▶ _EXERCISE OBJECTIVE_
Without the pictures, set down the records below word for word.

== DATA FOR THIS EXERCISE

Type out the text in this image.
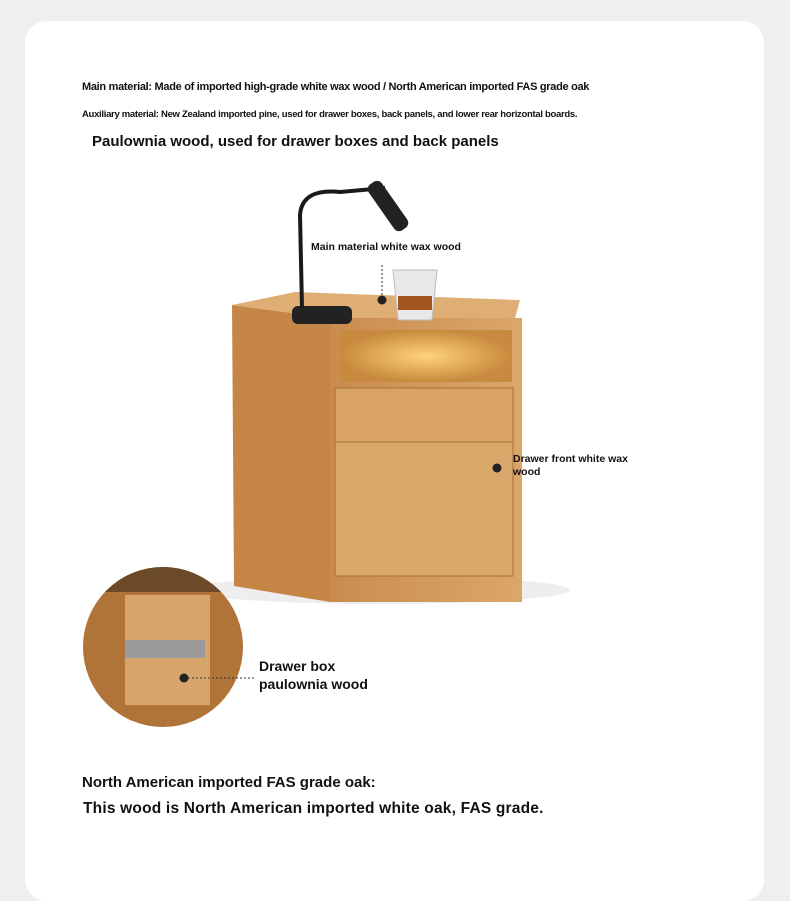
Main material: Made of imported high-grade white wax wood / North American imported FAS grade oak
Auxiliary material: New Zealand imported pine, used for drawer boxes, back panels, and lower rear horizontal boards.
Paulownia wood, used for drawer boxes and back panels
Main material white wax wood
Drawer front white wax
wood
Drawer box
paulownia wood
North American imported FAS grade oak:
This wood is North American imported white oak, FAS grade.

====

▶ _SOLUTION TO THE EXERCISE_
Type out the text in this image.
Main material: Made of imported high-grade white wax wood / North American imported FAS grade oak
Auxiliary material: New Zealand imported pine, used for drawer boxes, back panels, and lower rear horizontal boards.
Paulownia wood, used for drawer boxes and back panels
Main material white wax wood
Drawer front white wax
wood
Drawer box
paulownia wood
North American imported FAS grade oak:
This wood is North American imported white oak, FAS grade.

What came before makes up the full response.